* _Task directions_
Across the entries, how many lines have the string "Sleeve" in them? Reply with only a number.

* _Supplied records_
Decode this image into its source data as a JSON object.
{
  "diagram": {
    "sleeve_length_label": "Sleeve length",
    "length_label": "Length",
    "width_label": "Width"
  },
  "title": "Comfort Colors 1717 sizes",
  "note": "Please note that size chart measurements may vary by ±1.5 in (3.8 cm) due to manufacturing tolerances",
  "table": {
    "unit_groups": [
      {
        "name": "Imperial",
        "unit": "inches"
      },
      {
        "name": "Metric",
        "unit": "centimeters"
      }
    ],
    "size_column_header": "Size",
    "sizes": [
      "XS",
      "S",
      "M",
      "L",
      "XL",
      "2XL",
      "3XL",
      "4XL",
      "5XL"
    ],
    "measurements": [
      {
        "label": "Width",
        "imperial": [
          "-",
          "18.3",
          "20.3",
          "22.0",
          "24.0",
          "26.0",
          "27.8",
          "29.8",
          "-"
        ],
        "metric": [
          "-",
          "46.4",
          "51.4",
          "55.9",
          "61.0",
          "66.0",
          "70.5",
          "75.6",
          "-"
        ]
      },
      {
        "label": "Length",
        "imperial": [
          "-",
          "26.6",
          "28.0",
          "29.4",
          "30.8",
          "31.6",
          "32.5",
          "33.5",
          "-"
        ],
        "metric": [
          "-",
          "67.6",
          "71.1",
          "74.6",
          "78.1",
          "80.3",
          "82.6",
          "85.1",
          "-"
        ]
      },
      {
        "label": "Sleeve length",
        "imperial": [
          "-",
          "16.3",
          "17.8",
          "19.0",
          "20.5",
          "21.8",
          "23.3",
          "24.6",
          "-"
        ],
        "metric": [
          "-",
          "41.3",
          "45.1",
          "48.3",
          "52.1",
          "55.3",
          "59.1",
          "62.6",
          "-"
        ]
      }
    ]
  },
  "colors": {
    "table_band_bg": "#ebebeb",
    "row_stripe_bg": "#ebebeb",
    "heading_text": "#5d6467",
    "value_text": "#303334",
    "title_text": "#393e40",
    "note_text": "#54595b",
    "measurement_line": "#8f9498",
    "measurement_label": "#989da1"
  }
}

==

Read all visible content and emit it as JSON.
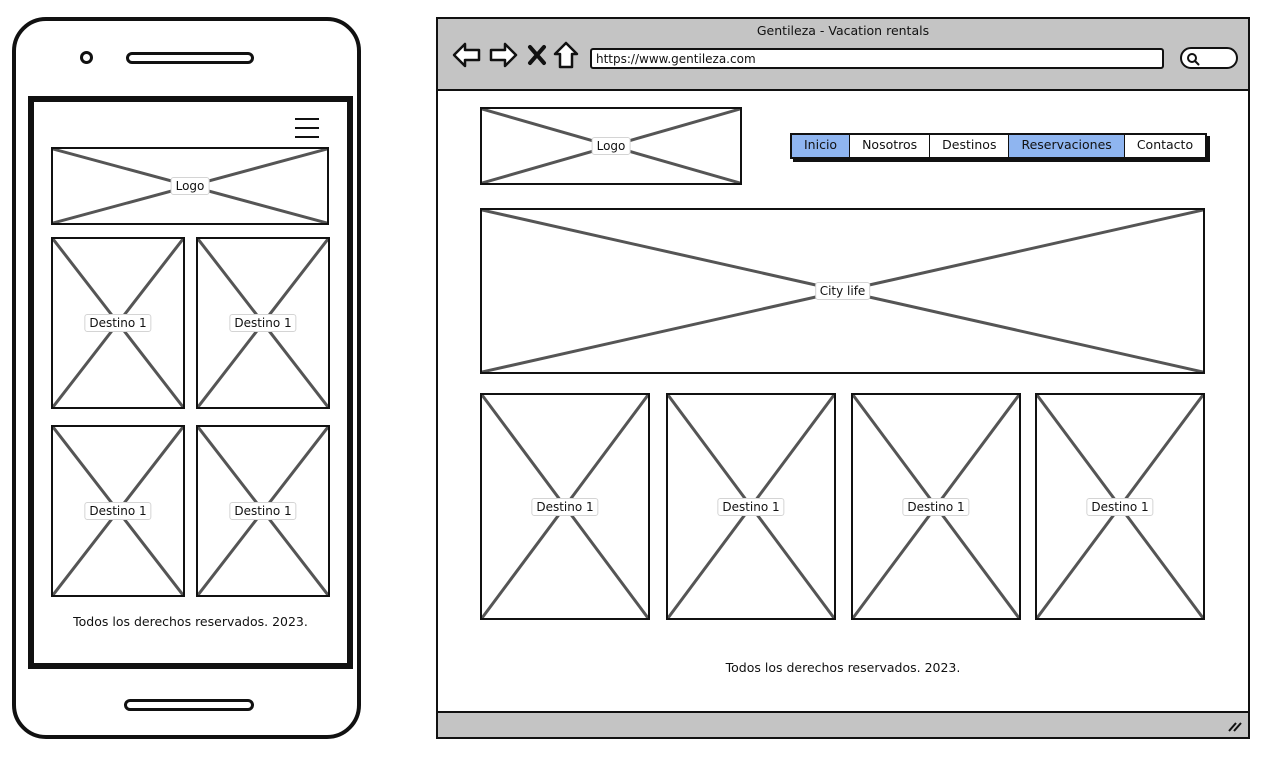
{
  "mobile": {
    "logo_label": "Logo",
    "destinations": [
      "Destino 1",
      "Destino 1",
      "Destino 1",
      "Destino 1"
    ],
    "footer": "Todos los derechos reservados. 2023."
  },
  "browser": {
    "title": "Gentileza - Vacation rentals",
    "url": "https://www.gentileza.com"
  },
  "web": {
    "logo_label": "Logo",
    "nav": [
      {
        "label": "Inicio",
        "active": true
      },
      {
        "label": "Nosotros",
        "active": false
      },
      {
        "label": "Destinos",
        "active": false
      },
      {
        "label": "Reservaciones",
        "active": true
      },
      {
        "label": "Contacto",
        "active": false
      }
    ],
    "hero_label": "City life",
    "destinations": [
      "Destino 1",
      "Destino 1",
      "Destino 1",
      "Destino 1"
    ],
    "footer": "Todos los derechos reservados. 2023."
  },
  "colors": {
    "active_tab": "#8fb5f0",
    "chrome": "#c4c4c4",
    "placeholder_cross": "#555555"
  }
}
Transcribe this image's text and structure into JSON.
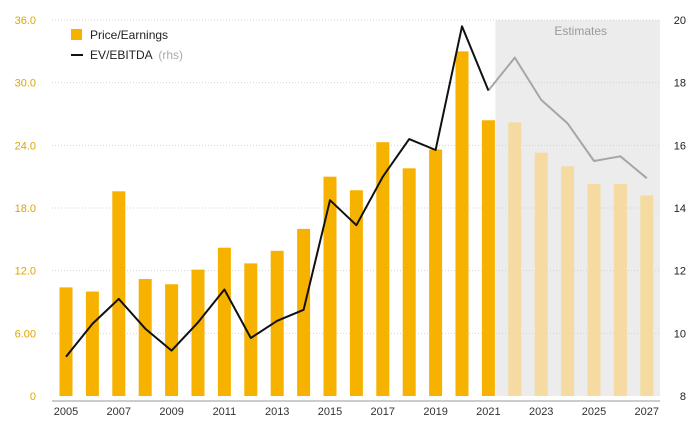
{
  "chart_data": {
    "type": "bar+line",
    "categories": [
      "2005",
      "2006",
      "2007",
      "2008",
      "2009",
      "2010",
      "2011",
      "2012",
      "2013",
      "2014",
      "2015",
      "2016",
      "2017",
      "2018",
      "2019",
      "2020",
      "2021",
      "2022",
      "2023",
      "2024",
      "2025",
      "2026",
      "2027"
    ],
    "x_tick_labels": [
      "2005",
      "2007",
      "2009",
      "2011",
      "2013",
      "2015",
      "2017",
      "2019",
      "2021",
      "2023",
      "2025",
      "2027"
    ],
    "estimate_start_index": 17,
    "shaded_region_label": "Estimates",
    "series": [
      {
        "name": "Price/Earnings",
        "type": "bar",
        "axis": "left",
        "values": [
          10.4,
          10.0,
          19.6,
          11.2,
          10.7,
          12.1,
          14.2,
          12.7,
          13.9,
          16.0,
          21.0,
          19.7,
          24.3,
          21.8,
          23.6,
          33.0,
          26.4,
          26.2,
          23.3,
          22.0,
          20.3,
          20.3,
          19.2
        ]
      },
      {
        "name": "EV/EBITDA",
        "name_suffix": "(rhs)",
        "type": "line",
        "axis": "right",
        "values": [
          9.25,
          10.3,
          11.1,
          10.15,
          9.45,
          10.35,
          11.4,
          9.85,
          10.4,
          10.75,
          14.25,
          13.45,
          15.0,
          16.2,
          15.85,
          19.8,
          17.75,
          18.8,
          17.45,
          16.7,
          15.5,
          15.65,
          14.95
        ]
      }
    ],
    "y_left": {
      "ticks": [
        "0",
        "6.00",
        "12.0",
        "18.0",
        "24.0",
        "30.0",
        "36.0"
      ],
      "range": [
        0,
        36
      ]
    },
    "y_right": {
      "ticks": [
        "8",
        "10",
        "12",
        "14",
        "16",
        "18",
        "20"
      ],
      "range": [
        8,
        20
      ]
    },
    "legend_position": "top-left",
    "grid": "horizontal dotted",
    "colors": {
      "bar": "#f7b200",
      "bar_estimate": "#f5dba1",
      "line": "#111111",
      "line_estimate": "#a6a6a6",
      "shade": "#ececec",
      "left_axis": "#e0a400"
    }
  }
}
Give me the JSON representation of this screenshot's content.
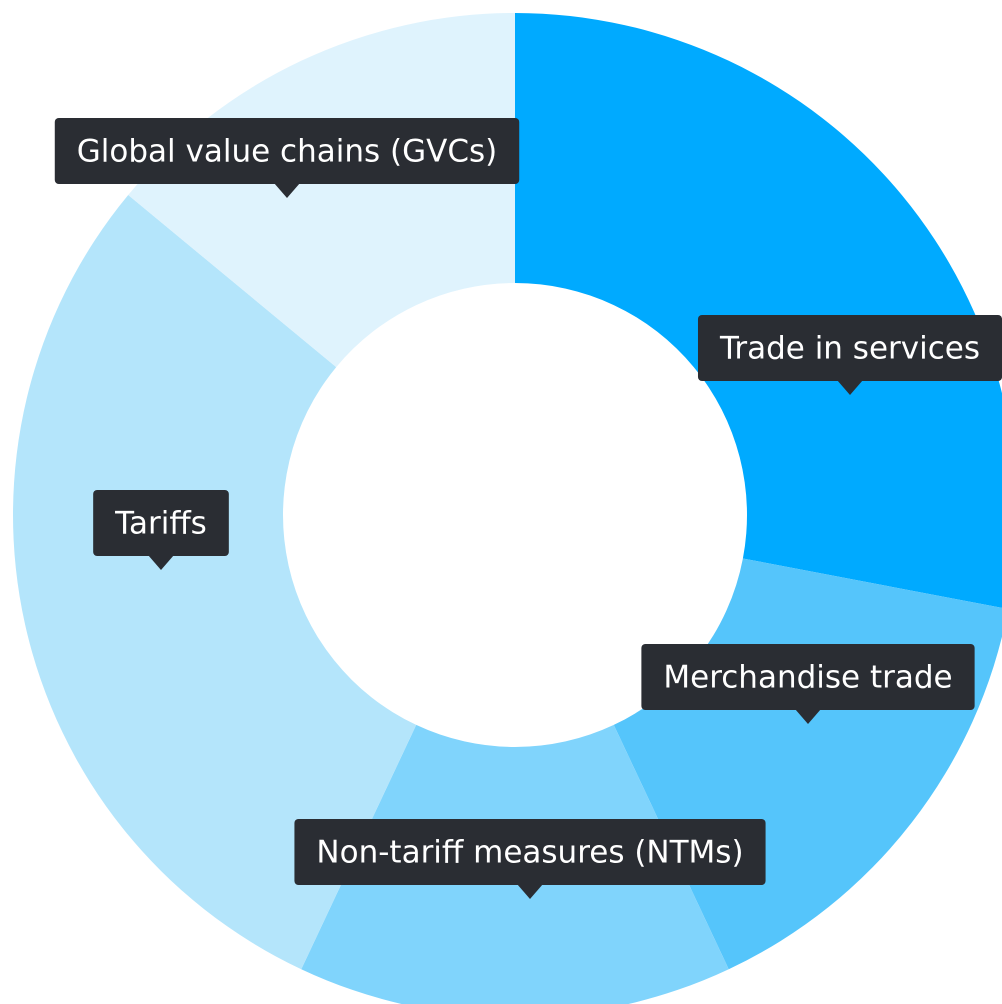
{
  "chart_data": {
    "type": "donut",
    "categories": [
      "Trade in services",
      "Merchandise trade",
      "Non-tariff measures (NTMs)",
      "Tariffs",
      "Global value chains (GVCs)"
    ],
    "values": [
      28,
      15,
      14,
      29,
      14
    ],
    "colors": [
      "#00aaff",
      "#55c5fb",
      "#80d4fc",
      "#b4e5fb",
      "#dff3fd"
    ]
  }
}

* _Solution for this task_
2